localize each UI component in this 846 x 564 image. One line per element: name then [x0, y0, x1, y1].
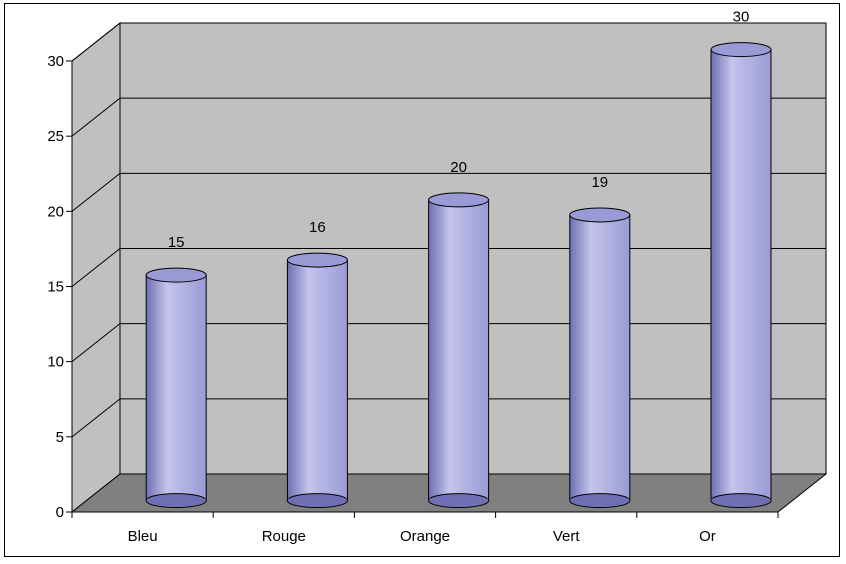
- gridline: [71, 97, 826, 137]
- bar-base-cover: [287, 498, 347, 501]
- bar-top: [428, 192, 490, 208]
- bar-vert: [569, 207, 631, 509]
- bar-body: [710, 49, 772, 502]
- bar-or: [710, 42, 772, 509]
- bar-base-cover: [146, 498, 206, 501]
- bar-body: [569, 214, 631, 502]
- category-label: Bleu: [128, 528, 158, 545]
- bar-top: [569, 207, 631, 223]
- y-tick-label: 20: [47, 203, 64, 220]
- bar-top: [145, 267, 207, 283]
- category-label: Or: [699, 528, 716, 545]
- y-tick-label: 25: [47, 128, 64, 145]
- gridline: [71, 22, 826, 62]
- bar-top: [286, 252, 348, 268]
- data-label: 16: [309, 219, 326, 236]
- bar-body: [145, 274, 207, 502]
- bar-bleu: [145, 267, 207, 509]
- y-tick-label: 0: [56, 504, 64, 521]
- gridline: [71, 172, 826, 212]
- bar-orange: [428, 192, 490, 509]
- y-tick-label: 10: [47, 354, 64, 371]
- y-tick-label: 15: [47, 279, 64, 296]
- category-label: Rouge: [262, 528, 306, 545]
- category-label: Vert: [553, 528, 581, 545]
- bar-base-cover: [711, 498, 771, 501]
- data-label: 15: [168, 234, 185, 251]
- bar-rouge: [286, 252, 348, 509]
- bar-base-cover: [570, 498, 630, 501]
- y-tick-label: 30: [47, 53, 64, 70]
- axes: [66, 60, 779, 518]
- data-label: 20: [450, 159, 467, 176]
- labels: 0 5 10 15 20 25 30 15 Bleu 16 Rouge 20 Orange 19 Vert 3…: [47, 9, 749, 545]
- data-label: 30: [733, 9, 750, 26]
- y-tick-label: 5: [56, 429, 64, 446]
- bar-body: [428, 199, 490, 502]
- bar-base-cover: [429, 498, 489, 501]
- data-label: 19: [591, 174, 608, 191]
- category-label: Orange: [400, 528, 450, 545]
- bars: [145, 42, 772, 509]
- bar-body: [286, 259, 348, 502]
- bar-top: [710, 42, 772, 58]
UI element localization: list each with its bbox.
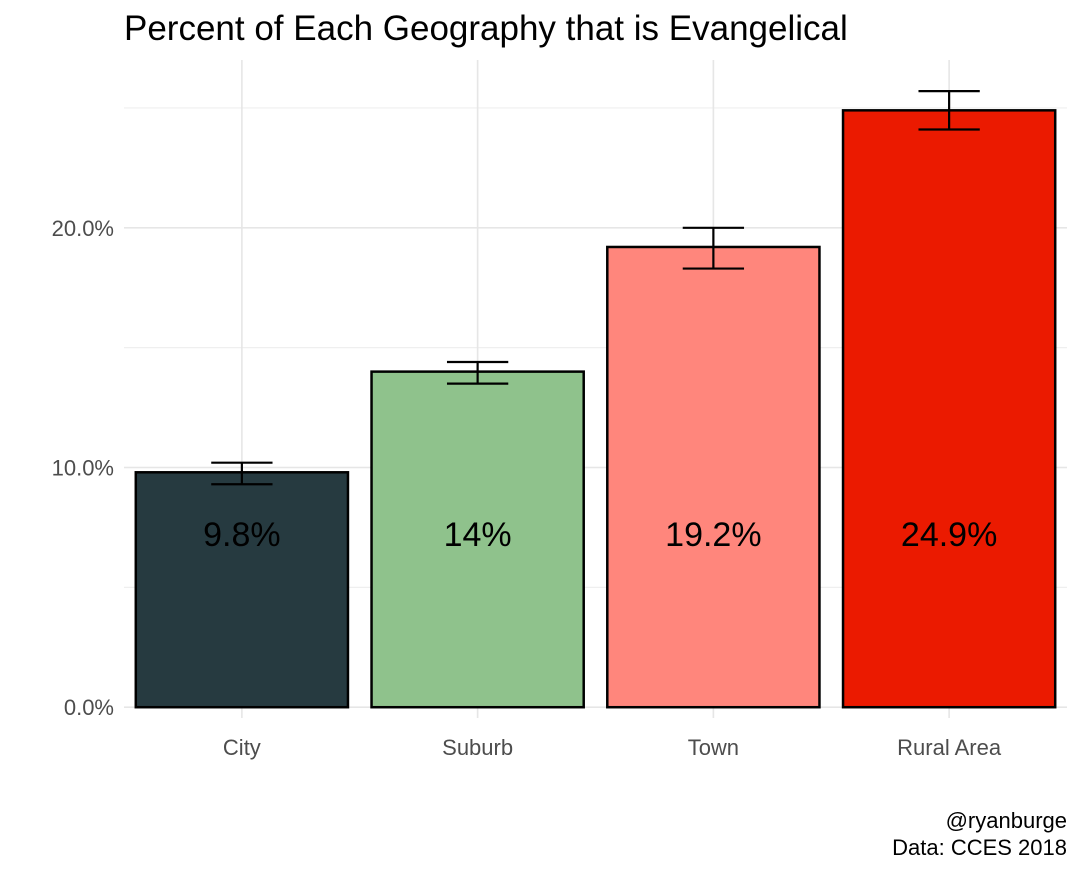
x-axis-ticks: City Suburb Town Rural Area: [223, 735, 1002, 760]
bar-value-label: 9.8%: [203, 516, 281, 554]
y-tick-label: 10.0%: [52, 456, 114, 481]
x-tick-label: Suburb: [442, 735, 513, 760]
y-tick-label: 0.0%: [64, 695, 114, 720]
bar-value-label: 14%: [444, 516, 512, 554]
error-bar: [682, 226, 745, 270]
y-axis-ticks: 0.0% 10.0% 20.0%: [52, 216, 114, 720]
error-bars: [211, 90, 980, 486]
x-tick-label: Rural Area: [897, 735, 1002, 760]
bar-city: [134, 471, 350, 709]
error-bar: [918, 90, 980, 131]
bar-town: [606, 245, 821, 709]
bar-rural-area: [841, 109, 1057, 709]
bar-labels: 9.8% 14% 19.2% 24.9%: [203, 516, 997, 554]
caption-source: Data: CCES 2018: [892, 835, 1067, 860]
bar-value-label: 24.9%: [901, 516, 997, 554]
y-tick-label: 20.0%: [52, 216, 114, 241]
bar-value-label: 19.2%: [665, 516, 761, 554]
chart-title: Percent of Each Geography that is Evange…: [124, 9, 848, 48]
x-tick-label: City: [223, 735, 261, 760]
x-tick-label: Town: [688, 735, 739, 760]
error-bar: [211, 461, 273, 486]
caption-author: @ryanburge: [946, 808, 1067, 833]
error-bar: [446, 360, 509, 385]
bars: [134, 109, 1057, 709]
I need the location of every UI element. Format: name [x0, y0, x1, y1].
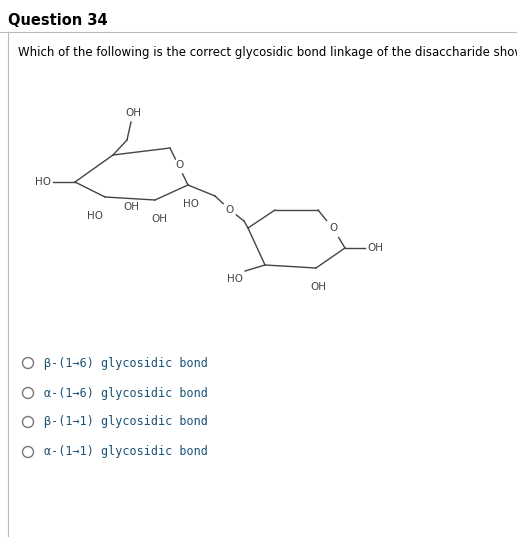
Text: HO: HO: [227, 274, 243, 284]
Text: HO: HO: [183, 199, 199, 209]
Text: α-(1→6) glycosidic bond: α-(1→6) glycosidic bond: [44, 386, 208, 399]
Text: HO: HO: [35, 177, 51, 187]
Text: HO: HO: [87, 211, 103, 221]
Text: O: O: [176, 161, 184, 170]
Text: O: O: [226, 205, 234, 215]
Text: OH: OH: [151, 214, 167, 224]
Text: β-(1→1) glycosidic bond: β-(1→1) glycosidic bond: [44, 415, 208, 428]
Text: OH: OH: [367, 243, 383, 253]
Text: O: O: [329, 223, 338, 233]
Text: Question 34: Question 34: [8, 13, 108, 28]
Text: β-(1→6) glycosidic bond: β-(1→6) glycosidic bond: [44, 357, 208, 370]
Text: α-(1→1) glycosidic bond: α-(1→1) glycosidic bond: [44, 445, 208, 459]
Text: OH: OH: [310, 282, 326, 292]
Text: Which of the following is the correct glycosidic bond linkage of the disaccharid: Which of the following is the correct gl…: [18, 46, 517, 59]
Text: OH: OH: [123, 202, 139, 212]
Text: OH: OH: [125, 108, 141, 118]
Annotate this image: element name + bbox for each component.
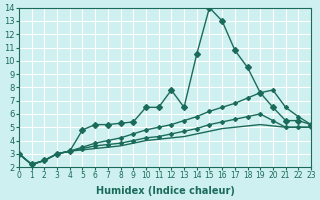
X-axis label: Humidex (Indice chaleur): Humidex (Indice chaleur) bbox=[96, 186, 235, 196]
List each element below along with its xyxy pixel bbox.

**What to produce**
Reproduce the listing above line for line, without any changes, and omit the pictures from your answer.

**Answer to the problem**
localize each UI component in this 846 x 564 image. One line per element: name then [x0, y0, x1, y1].
- gridline: [71, 97, 826, 137]
- bar-base-cover: [287, 498, 347, 501]
- bar-top: [428, 192, 490, 208]
- bar-vert: [569, 207, 631, 509]
- bar-body: [710, 49, 772, 502]
- bar-or: [710, 42, 772, 509]
- bar-base-cover: [146, 498, 206, 501]
- bar-body: [569, 214, 631, 502]
- category-label: Bleu: [128, 528, 158, 545]
- bar-top: [569, 207, 631, 223]
- y-tick-label: 20: [47, 203, 64, 220]
- bar-top: [145, 267, 207, 283]
- category-label: Or: [699, 528, 716, 545]
- y-tick-label: 25: [47, 128, 64, 145]
- gridline: [71, 22, 826, 62]
- bar-top: [286, 252, 348, 268]
- data-label: 16: [309, 219, 326, 236]
- bar-body: [145, 274, 207, 502]
- bar-bleu: [145, 267, 207, 509]
- y-tick-label: 0: [56, 504, 64, 521]
- gridline: [71, 172, 826, 212]
- bar-orange: [428, 192, 490, 509]
- y-tick-label: 10: [47, 354, 64, 371]
- y-tick-label: 15: [47, 279, 64, 296]
- category-label: Rouge: [262, 528, 306, 545]
- category-label: Vert: [553, 528, 581, 545]
- bar-base-cover: [711, 498, 771, 501]
- data-label: 15: [168, 234, 185, 251]
- bar-rouge: [286, 252, 348, 509]
- bar-base-cover: [570, 498, 630, 501]
- y-tick-label: 30: [47, 53, 64, 70]
- axes: [66, 60, 779, 518]
- data-label: 20: [450, 159, 467, 176]
- labels: 0 5 10 15 20 25 30 15 Bleu 16 Rouge 20 Orange 19 Vert 3…: [47, 9, 749, 545]
- data-label: 30: [733, 9, 750, 26]
- y-tick-label: 5: [56, 429, 64, 446]
- bar-body: [428, 199, 490, 502]
- bar-base-cover: [429, 498, 489, 501]
- data-label: 19: [591, 174, 608, 191]
- category-label: Orange: [400, 528, 450, 545]
- bars: [145, 42, 772, 509]
- bar-body: [286, 259, 348, 502]
- bar-top: [710, 42, 772, 58]
UI element localization: list each with its bbox.
x-axis-ticks: City Suburb Town Rural Area: [223, 735, 1002, 760]
bar-value-label: 9.8%: [203, 516, 281, 554]
y-tick-label: 10.0%: [52, 456, 114, 481]
x-tick-label: Suburb: [442, 735, 513, 760]
y-tick-label: 0.0%: [64, 695, 114, 720]
bar-value-label: 14%: [444, 516, 512, 554]
error-bar: [682, 226, 745, 270]
y-axis-ticks: 0.0% 10.0% 20.0%: [52, 216, 114, 720]
error-bars: [211, 90, 980, 486]
x-tick-label: Rural Area: [897, 735, 1002, 760]
bar-city: [134, 471, 350, 709]
error-bar: [918, 90, 980, 131]
bar-town: [606, 245, 821, 709]
bar-rural-area: [841, 109, 1057, 709]
bar-labels: 9.8% 14% 19.2% 24.9%: [203, 516, 997, 554]
caption-source: Data: CCES 2018: [892, 835, 1067, 860]
bar-value-label: 24.9%: [901, 516, 997, 554]
y-tick-label: 20.0%: [52, 216, 114, 241]
bar-value-label: 19.2%: [665, 516, 761, 554]
chart-title: Percent of Each Geography that is Evange…: [124, 9, 848, 48]
x-tick-label: City: [223, 735, 261, 760]
x-tick-label: Town: [688, 735, 739, 760]
error-bar: [211, 461, 273, 486]
caption-author: @ryanburge: [946, 808, 1067, 833]
error-bar: [446, 360, 509, 385]
bars: [134, 109, 1057, 709]
I need the location of every UI element. Format: name [x0, y0, x1, y1].
Text: HO: HO: [227, 274, 243, 284]
Text: HO: HO: [183, 199, 199, 209]
Text: α-(1→6) glycosidic bond: α-(1→6) glycosidic bond: [44, 386, 208, 399]
Text: HO: HO: [35, 177, 51, 187]
Text: HO: HO: [87, 211, 103, 221]
Text: O: O: [176, 161, 184, 170]
Text: O: O: [226, 205, 234, 215]
Text: OH: OH: [151, 214, 167, 224]
Text: β-(1→1) glycosidic bond: β-(1→1) glycosidic bond: [44, 415, 208, 428]
Text: OH: OH: [367, 243, 383, 253]
Text: O: O: [329, 223, 338, 233]
Text: Question 34: Question 34: [8, 13, 108, 28]
Text: β-(1→6) glycosidic bond: β-(1→6) glycosidic bond: [44, 357, 208, 370]
Text: α-(1→1) glycosidic bond: α-(1→1) glycosidic bond: [44, 445, 208, 459]
Text: OH: OH: [310, 282, 326, 292]
Text: Which of the following is the correct glycosidic bond linkage of the disaccharid: Which of the following is the correct gl…: [18, 46, 517, 59]
Text: OH: OH: [123, 202, 139, 212]
Text: OH: OH: [125, 108, 141, 118]
Annotate this image: element name + bbox for each component.
X-axis label: Humidex (Indice chaleur): Humidex (Indice chaleur) bbox=[96, 186, 235, 196]
List each element below along with its xyxy pixel bbox.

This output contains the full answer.